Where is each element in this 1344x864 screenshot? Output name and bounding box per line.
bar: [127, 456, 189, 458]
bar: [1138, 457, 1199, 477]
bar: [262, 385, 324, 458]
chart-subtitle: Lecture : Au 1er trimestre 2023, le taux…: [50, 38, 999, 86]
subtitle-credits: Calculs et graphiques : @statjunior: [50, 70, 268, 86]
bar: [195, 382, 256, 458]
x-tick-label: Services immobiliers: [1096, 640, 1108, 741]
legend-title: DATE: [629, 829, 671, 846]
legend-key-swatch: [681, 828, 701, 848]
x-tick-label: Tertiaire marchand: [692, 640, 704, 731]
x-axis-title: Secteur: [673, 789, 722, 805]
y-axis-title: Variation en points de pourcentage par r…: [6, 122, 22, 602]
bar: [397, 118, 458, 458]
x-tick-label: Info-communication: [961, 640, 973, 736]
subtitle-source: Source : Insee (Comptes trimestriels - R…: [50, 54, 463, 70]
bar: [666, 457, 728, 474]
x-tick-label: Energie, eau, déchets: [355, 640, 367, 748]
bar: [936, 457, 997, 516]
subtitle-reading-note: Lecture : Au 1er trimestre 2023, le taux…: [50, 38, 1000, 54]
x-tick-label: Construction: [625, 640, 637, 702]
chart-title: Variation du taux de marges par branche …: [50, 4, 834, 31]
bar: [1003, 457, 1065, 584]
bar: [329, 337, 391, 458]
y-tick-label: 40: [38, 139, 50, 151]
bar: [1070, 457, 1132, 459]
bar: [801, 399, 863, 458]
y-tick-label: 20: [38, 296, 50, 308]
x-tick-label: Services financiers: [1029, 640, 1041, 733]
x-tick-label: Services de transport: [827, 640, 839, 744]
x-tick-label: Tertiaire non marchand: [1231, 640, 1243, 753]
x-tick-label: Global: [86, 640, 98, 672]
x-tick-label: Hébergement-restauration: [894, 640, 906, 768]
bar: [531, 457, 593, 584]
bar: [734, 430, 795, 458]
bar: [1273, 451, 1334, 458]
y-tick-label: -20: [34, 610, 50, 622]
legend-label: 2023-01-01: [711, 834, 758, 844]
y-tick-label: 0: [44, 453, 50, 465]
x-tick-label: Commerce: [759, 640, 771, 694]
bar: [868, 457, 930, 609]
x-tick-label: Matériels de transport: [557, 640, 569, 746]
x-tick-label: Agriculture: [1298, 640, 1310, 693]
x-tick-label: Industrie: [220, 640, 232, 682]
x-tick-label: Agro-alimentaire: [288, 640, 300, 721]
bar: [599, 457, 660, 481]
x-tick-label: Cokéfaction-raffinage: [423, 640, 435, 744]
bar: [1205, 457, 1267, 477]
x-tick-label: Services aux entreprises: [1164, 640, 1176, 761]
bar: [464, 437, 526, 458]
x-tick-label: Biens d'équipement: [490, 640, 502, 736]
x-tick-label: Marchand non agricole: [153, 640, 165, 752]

=======

Convierte en una lista JSON de cadenas todo lo que va desde el principio de las líneas hasta la línea que contiene "legend-key-swatch: [681, 828, 701, 848]", con ambos extremos incluidos. Cada línea debe ser una cadena, y las líneas en blanco se omiten.

• RESPUESTA AL PROBLEMA
[
  "Where is each element in this 1344x864 screenshot? Output name and bounding box per line.",
  "bar: [127, 456, 189, 458]",
  "bar: [1138, 457, 1199, 477]",
  "bar: [262, 385, 324, 458]",
  "chart-subtitle: Lecture : Au 1er trimestre 2023, le taux…: [50, 38, 999, 86]",
  "subtitle-credits: Calculs et graphiques : @statjunior: [50, 70, 268, 86]",
  "bar: [195, 382, 256, 458]",
  "x-tick-label: Services immobiliers: [1096, 640, 1108, 741]",
  "legend-title: DATE: [629, 829, 671, 846]",
  "legend-key-swatch: [681, 828, 701, 848]"
]